• WORK INSTRUCTIONS
Count the lines in the entries below that contain the string "forward", and reply with that number alone.

• DATASET ENTRIES
────────────────

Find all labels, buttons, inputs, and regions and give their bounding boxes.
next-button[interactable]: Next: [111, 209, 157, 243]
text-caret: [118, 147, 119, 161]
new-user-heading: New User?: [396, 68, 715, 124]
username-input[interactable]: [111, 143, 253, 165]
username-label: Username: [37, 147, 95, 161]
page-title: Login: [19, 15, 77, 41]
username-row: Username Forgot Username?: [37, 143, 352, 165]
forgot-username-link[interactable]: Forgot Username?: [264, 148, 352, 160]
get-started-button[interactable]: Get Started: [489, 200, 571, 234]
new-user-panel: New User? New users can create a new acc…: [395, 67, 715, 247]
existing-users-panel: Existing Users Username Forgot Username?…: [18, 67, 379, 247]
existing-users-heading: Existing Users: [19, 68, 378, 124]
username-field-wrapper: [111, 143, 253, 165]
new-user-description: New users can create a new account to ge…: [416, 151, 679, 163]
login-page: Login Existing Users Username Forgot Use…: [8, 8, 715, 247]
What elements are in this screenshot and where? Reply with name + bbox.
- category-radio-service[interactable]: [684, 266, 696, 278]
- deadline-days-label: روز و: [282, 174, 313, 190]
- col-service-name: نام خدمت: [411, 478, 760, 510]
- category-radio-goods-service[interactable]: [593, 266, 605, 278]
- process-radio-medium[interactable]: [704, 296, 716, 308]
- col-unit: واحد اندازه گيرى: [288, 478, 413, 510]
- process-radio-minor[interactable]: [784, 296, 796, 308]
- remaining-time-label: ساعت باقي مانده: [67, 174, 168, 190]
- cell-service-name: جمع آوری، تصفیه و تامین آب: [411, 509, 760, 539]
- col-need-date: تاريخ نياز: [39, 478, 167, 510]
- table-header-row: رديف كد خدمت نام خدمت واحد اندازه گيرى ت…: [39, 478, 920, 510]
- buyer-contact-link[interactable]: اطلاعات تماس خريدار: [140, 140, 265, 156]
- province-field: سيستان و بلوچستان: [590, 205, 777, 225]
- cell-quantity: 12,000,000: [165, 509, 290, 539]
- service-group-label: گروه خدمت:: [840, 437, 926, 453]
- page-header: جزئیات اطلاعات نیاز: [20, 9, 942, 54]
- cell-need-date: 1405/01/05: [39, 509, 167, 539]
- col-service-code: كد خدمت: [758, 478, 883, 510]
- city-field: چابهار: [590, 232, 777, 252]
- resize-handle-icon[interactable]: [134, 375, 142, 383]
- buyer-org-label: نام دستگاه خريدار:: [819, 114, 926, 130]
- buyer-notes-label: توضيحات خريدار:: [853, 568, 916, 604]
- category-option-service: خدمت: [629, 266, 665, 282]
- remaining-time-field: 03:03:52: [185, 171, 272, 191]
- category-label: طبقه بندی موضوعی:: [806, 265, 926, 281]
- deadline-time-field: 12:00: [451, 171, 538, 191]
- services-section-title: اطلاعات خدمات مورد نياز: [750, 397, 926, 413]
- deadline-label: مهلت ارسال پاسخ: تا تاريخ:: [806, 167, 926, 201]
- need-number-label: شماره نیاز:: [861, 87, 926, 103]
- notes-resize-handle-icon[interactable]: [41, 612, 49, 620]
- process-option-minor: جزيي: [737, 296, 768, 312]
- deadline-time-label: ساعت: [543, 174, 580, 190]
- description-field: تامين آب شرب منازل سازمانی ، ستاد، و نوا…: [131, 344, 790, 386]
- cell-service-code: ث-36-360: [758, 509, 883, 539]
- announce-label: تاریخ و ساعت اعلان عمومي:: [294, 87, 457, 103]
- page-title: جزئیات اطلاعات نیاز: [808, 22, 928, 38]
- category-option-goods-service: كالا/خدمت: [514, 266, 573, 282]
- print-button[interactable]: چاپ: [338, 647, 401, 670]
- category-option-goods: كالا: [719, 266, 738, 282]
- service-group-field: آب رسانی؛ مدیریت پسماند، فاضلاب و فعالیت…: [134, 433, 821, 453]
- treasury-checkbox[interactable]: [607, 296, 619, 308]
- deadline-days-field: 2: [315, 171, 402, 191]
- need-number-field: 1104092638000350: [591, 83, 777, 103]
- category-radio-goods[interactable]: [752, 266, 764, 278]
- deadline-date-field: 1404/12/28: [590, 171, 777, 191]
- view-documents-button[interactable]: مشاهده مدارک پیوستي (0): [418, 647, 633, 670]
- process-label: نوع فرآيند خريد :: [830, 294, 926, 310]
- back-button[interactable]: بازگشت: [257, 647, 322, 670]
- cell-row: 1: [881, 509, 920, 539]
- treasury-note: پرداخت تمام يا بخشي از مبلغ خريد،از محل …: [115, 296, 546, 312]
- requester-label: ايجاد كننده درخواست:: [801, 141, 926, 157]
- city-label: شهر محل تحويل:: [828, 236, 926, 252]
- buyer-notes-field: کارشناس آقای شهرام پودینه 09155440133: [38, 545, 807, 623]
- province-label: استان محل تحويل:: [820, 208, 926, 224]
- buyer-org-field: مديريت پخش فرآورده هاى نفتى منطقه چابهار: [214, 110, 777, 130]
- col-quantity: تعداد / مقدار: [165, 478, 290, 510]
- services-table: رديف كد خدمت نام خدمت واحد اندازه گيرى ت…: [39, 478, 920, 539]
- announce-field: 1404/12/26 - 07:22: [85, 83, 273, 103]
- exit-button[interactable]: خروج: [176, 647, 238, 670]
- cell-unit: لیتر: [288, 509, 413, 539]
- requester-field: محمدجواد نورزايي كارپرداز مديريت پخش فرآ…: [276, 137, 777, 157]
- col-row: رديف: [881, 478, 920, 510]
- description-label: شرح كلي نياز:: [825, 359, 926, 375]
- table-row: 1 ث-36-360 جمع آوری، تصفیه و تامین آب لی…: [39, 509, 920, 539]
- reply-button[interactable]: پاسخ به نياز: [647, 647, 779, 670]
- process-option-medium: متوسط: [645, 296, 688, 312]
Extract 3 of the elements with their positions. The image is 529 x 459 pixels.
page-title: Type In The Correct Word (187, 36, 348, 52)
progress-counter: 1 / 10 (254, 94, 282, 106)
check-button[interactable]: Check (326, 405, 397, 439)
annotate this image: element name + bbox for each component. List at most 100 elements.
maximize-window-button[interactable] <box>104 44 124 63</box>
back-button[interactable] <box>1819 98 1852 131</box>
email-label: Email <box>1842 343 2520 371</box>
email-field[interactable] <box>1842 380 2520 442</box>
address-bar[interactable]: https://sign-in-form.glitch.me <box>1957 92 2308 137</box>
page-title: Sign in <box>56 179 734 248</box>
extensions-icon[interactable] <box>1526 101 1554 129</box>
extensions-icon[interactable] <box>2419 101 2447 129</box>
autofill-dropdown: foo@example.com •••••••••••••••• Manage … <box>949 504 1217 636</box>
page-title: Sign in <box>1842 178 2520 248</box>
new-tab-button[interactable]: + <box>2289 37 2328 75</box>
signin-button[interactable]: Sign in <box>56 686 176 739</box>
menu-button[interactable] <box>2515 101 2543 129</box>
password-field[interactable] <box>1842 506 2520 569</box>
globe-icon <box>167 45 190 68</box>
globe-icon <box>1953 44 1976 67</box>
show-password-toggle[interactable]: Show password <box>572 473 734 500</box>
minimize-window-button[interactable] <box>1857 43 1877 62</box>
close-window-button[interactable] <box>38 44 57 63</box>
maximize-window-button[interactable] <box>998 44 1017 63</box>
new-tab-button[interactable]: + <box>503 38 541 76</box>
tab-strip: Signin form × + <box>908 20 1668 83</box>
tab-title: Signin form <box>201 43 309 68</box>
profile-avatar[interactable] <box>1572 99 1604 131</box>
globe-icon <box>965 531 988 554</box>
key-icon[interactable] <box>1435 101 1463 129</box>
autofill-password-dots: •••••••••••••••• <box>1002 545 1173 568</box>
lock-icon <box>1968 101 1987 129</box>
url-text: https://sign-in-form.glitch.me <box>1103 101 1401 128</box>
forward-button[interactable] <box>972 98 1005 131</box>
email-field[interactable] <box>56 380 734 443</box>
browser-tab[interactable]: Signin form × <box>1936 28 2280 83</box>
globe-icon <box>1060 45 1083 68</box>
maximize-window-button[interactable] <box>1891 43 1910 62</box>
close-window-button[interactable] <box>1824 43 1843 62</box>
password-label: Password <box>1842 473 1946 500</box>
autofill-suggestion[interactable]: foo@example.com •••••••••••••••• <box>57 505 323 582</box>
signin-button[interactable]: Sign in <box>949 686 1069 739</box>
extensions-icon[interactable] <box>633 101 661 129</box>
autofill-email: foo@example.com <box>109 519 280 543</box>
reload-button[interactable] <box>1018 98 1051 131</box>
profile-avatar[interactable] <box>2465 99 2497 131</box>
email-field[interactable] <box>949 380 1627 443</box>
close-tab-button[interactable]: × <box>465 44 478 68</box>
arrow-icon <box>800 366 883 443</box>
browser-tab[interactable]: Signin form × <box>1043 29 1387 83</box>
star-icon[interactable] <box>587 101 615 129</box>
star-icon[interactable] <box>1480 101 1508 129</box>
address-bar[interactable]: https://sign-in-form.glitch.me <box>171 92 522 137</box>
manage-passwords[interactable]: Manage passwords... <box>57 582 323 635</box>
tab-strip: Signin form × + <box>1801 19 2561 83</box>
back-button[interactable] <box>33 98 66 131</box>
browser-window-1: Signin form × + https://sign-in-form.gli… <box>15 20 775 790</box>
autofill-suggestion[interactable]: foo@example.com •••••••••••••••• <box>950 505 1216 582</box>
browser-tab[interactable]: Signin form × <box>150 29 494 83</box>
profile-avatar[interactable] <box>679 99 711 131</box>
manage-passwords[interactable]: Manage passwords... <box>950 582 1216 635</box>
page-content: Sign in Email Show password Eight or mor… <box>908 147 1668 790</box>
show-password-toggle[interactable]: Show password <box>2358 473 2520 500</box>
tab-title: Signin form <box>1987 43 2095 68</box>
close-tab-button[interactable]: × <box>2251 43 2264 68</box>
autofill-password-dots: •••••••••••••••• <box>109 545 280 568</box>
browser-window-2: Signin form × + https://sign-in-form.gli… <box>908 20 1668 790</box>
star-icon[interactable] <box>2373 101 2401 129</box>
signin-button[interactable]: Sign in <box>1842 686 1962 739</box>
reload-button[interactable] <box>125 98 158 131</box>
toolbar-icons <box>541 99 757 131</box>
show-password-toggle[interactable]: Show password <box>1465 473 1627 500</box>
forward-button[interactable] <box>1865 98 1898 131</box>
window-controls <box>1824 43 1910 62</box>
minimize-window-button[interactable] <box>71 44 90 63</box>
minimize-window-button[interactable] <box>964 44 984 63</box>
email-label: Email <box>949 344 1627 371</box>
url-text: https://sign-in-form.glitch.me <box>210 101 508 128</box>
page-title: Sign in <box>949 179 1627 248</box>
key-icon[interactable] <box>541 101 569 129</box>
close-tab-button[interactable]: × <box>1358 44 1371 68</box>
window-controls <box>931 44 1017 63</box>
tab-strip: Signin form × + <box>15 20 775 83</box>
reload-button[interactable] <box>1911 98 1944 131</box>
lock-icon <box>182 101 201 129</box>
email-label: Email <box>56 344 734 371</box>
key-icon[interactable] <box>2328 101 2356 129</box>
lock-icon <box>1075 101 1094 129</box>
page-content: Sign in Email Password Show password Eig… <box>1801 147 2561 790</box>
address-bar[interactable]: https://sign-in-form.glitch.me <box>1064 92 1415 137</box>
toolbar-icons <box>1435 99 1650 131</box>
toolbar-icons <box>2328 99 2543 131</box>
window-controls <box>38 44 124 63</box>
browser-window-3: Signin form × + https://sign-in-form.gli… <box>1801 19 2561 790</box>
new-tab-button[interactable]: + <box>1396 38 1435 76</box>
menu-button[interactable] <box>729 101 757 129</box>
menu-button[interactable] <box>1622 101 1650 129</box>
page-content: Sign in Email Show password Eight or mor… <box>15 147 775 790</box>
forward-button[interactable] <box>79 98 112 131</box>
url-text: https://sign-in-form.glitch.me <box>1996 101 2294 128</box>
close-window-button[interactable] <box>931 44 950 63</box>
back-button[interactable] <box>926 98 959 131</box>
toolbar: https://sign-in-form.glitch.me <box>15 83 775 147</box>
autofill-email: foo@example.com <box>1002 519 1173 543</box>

────────────────

• EXERCISE RESULT
3